» Supplied entries:

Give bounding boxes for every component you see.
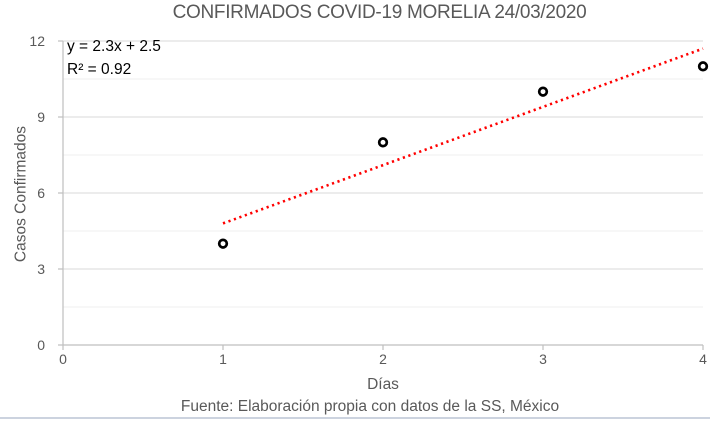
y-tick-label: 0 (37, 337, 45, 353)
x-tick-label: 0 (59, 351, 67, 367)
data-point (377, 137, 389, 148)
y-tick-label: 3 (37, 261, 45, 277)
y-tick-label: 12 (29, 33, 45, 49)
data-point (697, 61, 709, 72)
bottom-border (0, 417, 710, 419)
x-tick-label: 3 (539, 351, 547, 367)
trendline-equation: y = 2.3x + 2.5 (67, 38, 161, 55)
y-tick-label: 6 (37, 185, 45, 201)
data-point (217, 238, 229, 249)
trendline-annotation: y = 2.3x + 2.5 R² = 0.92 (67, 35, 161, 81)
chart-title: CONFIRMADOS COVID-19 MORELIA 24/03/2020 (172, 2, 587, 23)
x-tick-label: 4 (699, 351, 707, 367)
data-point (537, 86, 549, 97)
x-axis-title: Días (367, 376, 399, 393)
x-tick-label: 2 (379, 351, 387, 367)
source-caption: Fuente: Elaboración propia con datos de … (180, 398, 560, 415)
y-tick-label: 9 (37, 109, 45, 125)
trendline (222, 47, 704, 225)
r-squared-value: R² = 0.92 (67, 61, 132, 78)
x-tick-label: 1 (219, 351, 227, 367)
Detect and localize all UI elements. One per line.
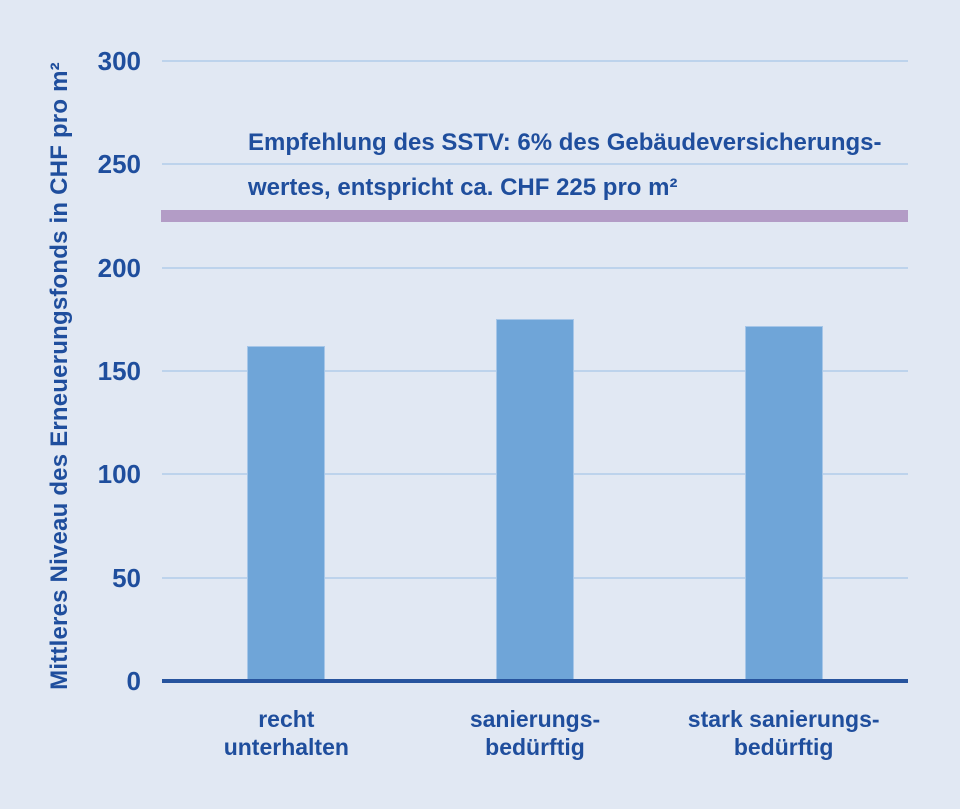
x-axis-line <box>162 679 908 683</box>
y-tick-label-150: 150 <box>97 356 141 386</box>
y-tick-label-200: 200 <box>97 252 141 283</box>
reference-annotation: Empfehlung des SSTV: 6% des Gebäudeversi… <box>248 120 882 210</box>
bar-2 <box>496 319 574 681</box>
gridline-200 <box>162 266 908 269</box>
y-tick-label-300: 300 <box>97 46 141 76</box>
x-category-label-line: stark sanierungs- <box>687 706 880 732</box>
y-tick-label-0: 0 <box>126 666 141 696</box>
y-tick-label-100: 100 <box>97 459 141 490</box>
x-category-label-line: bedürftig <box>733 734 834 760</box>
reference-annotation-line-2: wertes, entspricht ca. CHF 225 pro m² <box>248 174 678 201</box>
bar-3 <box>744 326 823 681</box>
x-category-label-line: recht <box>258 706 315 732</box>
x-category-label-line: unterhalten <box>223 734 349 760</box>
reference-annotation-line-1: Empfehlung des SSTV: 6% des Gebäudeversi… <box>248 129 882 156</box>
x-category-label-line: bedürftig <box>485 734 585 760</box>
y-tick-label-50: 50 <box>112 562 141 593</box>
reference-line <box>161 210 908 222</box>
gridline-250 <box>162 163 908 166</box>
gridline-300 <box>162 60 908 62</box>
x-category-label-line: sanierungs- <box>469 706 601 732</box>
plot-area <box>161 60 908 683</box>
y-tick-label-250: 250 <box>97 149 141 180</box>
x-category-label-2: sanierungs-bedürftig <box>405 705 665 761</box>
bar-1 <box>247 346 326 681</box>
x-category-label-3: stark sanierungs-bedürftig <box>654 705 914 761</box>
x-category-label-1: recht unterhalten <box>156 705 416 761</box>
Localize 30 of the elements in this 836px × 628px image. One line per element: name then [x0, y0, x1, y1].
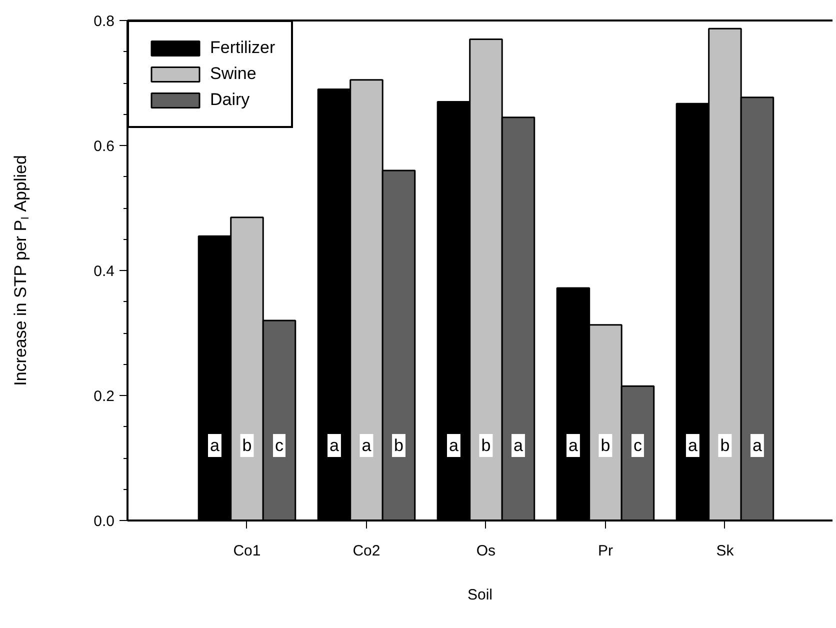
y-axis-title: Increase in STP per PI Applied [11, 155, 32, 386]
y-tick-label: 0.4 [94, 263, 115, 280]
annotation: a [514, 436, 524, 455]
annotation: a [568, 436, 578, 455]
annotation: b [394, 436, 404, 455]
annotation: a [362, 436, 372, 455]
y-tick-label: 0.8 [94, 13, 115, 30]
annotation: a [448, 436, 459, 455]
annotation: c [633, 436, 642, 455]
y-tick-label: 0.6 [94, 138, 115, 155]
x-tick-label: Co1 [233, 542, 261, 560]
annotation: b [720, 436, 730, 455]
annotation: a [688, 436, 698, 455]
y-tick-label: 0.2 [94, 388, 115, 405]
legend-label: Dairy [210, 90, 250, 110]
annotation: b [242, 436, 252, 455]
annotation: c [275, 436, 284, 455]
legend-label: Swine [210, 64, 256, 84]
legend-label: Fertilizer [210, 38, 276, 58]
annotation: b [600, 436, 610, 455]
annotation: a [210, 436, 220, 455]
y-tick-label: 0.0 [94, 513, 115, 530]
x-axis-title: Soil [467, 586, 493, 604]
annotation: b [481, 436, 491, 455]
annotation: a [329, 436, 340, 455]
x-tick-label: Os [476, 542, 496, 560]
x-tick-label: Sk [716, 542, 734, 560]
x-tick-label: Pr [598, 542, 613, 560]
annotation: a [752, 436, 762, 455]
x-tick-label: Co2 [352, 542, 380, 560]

» What is needed:
Recast the data above as a Markdown table with columns No. and Entry, numbering each nonblank line in a row of its own. Leave the pictures out of the answer.

» Problem solution:
| No. | Entry |
|---|---|
| 1 | Give bounding boxes for every component you see. |
| 2 | y-tick-label: 0 (37, 337, 45, 353) |
| 3 | x-tick-label: 0 (59, 351, 67, 367) |
| 4 | data-point (377, 137, 389, 148) |
| 5 | y-tick-label: 3 (37, 261, 45, 277) |
| 6 | y-tick-label: 12 (29, 33, 45, 49) |
| 7 | data-point (697, 61, 709, 72) |
| 8 | bottom-border (0, 417, 710, 419) |
| 9 | x-tick-label: 3 (539, 351, 547, 367) |
| 10 | trendline-equation: y = 2.3x + 2.5 (67, 38, 161, 55) |
| 11 | y-tick-label: 6 (37, 185, 45, 201) |
| 12 | data-point (217, 238, 229, 249) |
| 13 | trendline-annotation: y = 2.3x + 2.5 R² = 0.92 (67, 35, 161, 81) |
| 14 | chart-title: CONFIRMADOS COVID-19 MORELIA 24/03/2020 (172, 2, 587, 23) |
| 15 | x-tick-label: 4 (699, 351, 707, 367) |
| 16 | data-point (537, 86, 549, 97) |
| 17 | x-axis-title: Días (367, 376, 399, 393) |
| 18 | x-tick-label: 2 (379, 351, 387, 367) |
| 19 | source-caption: Fuente: Elaboración propia con datos de … (180, 398, 560, 415) |
| 20 | y-tick-label: 9 (37, 109, 45, 125) |
| 21 | trendline (222, 47, 704, 225) |
| 22 | r-squared-value: R² = 0.92 (67, 61, 132, 78) |
| 23 | x-tick-label: 1 (219, 351, 227, 367) |
| 24 | Detect and localize all UI elements. One per line. |
| 25 | x-axis-line <box>162 679 908 683</box> |
| 26 | y-tick-label-150: 150 <box>97 356 141 386</box> |
| 27 | y-tick-label-200: 200 <box>97 252 141 283</box> |
| 28 | reference-annotation: Empfehlung des SSTV: 6% des Gebäudeversi… <box>248 120 882 210</box> |
| 29 | bar-2 <box>496 319 574 681</box> |
| 30 | gridline-200 <box>162 266 908 269</box> |
| 31 | y-tick-label-300: 300 <box>97 46 141 76</box> |
| 32 | x-category-label-line: stark sanierungs- <box>687 706 880 732</box> |
| 33 | y-tick-label-0: 0 <box>126 666 141 696</box> |
| 34 | y-tick-label-100: 100 <box>97 459 141 490</box> |
| 35 | x-category-label-line: bedürftig <box>733 734 834 760</box> |
| 36 | reference-annotation-line-2: wertes, entspricht ca. CHF 225 pro m² <box>248 174 678 201</box> |
| 37 | bar-3 <box>744 326 823 681</box> |
| 38 | x-category-label-line: recht <box>258 706 315 732</box> |
| 39 | x-category-label-line: unterhalten <box>223 734 349 760</box> |
| 40 | reference-annotation-line-1: Empfehlung des SSTV: 6% des Gebäudeversi… <box>248 129 882 156</box> |
| 41 | x-category-label-line: bedürftig <box>485 734 585 760</box> |
| 42 | y-tick-label-50: 50 <box>112 562 141 593</box> |
| 43 | reference-line <box>161 210 908 222</box> |
| 44 | gridline-250 <box>162 163 908 166</box> |
| 45 | gridline-300 <box>162 60 908 62</box> |
| 46 | x-category-label-line: sanierungs- <box>469 706 601 732</box> |
| 47 | plot-area <box>161 60 908 683</box> |
| 48 | y-tick-label-250: 250 <box>97 149 141 180</box> |
| 49 | x-category-label-2: sanierungs-bedürftig <box>405 705 665 761</box> |
| 50 | bar-1 <box>247 346 326 681</box> |
| 51 | x-category-label-3: stark sanierungs-bedürftig <box>654 705 914 761</box> |
| 52 | x-category-label-1: recht unterhalten <box>156 705 416 761</box> |
| 53 | Localize 30 of the elements in this 836px × 628px image. One line per element: name then [x0, y0, x1, y1]. |
| 54 | y-axis-title: Increase in STP per PI Applied [11, 155, 32, 386] |
| 55 | y-tick-label: 0.4 [94, 263, 115, 280] |
| 56 | annotation: a [514, 436, 524, 455] |
| 57 | annotation: a [568, 436, 578, 455] |
| 58 | annotation: b [394, 436, 404, 455] |
| 59 | annotation: a [362, 436, 372, 455] |
| 60 | y-tick-label: 0.8 [94, 13, 115, 30] |
| 61 | annotation: a [448, 436, 459, 455] |
| 62 | annotation: c [633, 436, 642, 455] |
| 63 | y-tick-label: 0.6 [94, 138, 115, 155] |
| 64 | x-tick-label: Co1 [233, 542, 261, 560] |
| 65 | annotation: b [720, 436, 730, 455] |
| 66 | annotation: a [688, 436, 698, 455] |
| 67 | y-tick-label: 0.2 [94, 388, 115, 405] |
| 68 | legend-label: Dairy [210, 90, 250, 110] |
| 69 | annotation: b [242, 436, 252, 455] |
| 70 | annotation: c [275, 436, 284, 455] |
| 71 | legend-label: Swine [210, 64, 256, 84] |
| 72 | legend-label: Fertilizer [210, 38, 276, 58] |
| 73 | annotation: b [600, 436, 610, 455] |
| 74 | annotation: a [210, 436, 220, 455] |
| 75 | y-tick-label: 0.0 [94, 513, 115, 530] |
| 76 | x-axis-title: Soil [467, 586, 493, 604] |
| 77 | annotation: b [481, 436, 491, 455] |
| 78 | annotation: a [329, 436, 340, 455] |
| 79 | x-tick-label: Os [476, 542, 496, 560] |
| 80 | x-tick-label: Sk [716, 542, 734, 560] |
| 81 | x-tick-label: Pr [598, 542, 613, 560] |
| 82 | annotation: a [752, 436, 762, 455] |
| 83 | x-tick-label: Co2 [352, 542, 380, 560] |